• What the exercise asks:
Please transcribe the data below exactly. Leave the pictures out.

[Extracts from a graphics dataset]
------------------------
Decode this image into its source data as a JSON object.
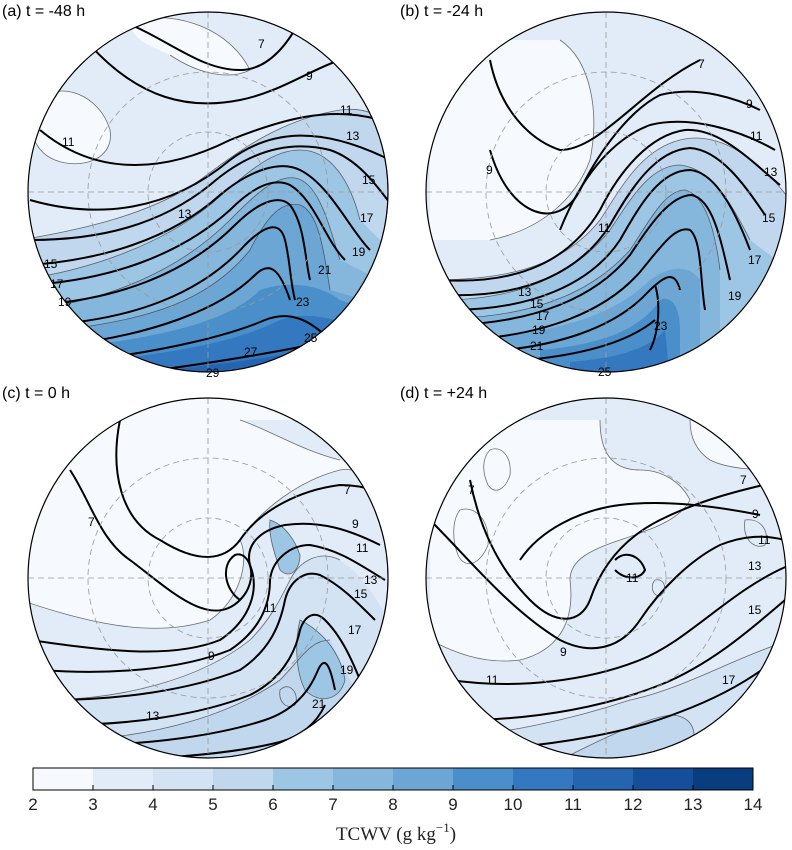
{
  "chart_data": {
    "type": "contour",
    "variable": "TCWV",
    "colorbar": {
      "label_text": "TCWV (g kg",
      "label_exponent": "−1",
      "label_close": ")",
      "levels": [
        2,
        3,
        4,
        5,
        6,
        7,
        8,
        9,
        10,
        11,
        12,
        13,
        14
      ],
      "colors": [
        "#f6fafe",
        "#e1ecf8",
        "#d3e3f4",
        "#c0d7ee",
        "#9dc6e4",
        "#85b7dd",
        "#6ca6d5",
        "#4a8fc9",
        "#3478bf",
        "#2565b0",
        "#154f9a",
        "#0a3c80"
      ]
    },
    "panels": [
      {
        "label": "(a) t = -48 h",
        "contour_labels": [
          "7",
          "9",
          "11",
          "13",
          "15",
          "17",
          "19",
          "21",
          "23",
          "25",
          "27",
          "29",
          "11",
          "13",
          "15",
          "17",
          "19"
        ]
      },
      {
        "label": "(b) t = -24 h",
        "contour_labels": [
          "7",
          "9",
          "11",
          "13",
          "15",
          "17",
          "19",
          "9",
          "11",
          "13",
          "15",
          "17",
          "19",
          "21",
          "23",
          "25"
        ]
      },
      {
        "label": "(c) t = 0 h",
        "contour_labels": [
          "7",
          "7",
          "9",
          "11",
          "13",
          "15",
          "17",
          "19",
          "21",
          "9",
          "11",
          "13"
        ]
      },
      {
        "label": "(d) t = +24 h",
        "contour_labels": [
          "7",
          "7",
          "9",
          "11",
          "13",
          "15",
          "17",
          "11",
          "9",
          "11"
        ]
      }
    ]
  }
}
------------------------
• Answer to this problem:
Decode this image into its source data as a JSON object.
{
  "chart_data": {
    "type": "contour",
    "variable": "TCWV",
    "colorbar": {
      "label_text": "TCWV (g kg",
      "label_exponent": "−1",
      "label_close": ")",
      "levels": [
        2,
        3,
        4,
        5,
        6,
        7,
        8,
        9,
        10,
        11,
        12,
        13,
        14
      ],
      "colors": [
        "#f6fafe",
        "#e1ecf8",
        "#d3e3f4",
        "#c0d7ee",
        "#9dc6e4",
        "#85b7dd",
        "#6ca6d5",
        "#4a8fc9",
        "#3478bf",
        "#2565b0",
        "#154f9a",
        "#0a3c80"
      ]
    },
    "panels": [
      {
        "label": "(a) t = -48 h",
        "contour_labels": [
          "7",
          "9",
          "11",
          "13",
          "15",
          "17",
          "19",
          "21",
          "23",
          "25",
          "27",
          "29",
          "11",
          "13",
          "15",
          "17",
          "19"
        ]
      },
      {
        "label": "(b) t = -24 h",
        "contour_labels": [
          "7",
          "9",
          "11",
          "13",
          "15",
          "17",
          "19",
          "9",
          "11",
          "13",
          "15",
          "17",
          "19",
          "21",
          "23",
          "25"
        ]
      },
      {
        "label": "(c) t = 0 h",
        "contour_labels": [
          "7",
          "7",
          "9",
          "11",
          "13",
          "15",
          "17",
          "19",
          "21",
          "9",
          "11",
          "13"
        ]
      },
      {
        "label": "(d) t = +24 h",
        "contour_labels": [
          "7",
          "7",
          "9",
          "11",
          "13",
          "15",
          "17",
          "11",
          "9",
          "11"
        ]
      }
    ]
  }
}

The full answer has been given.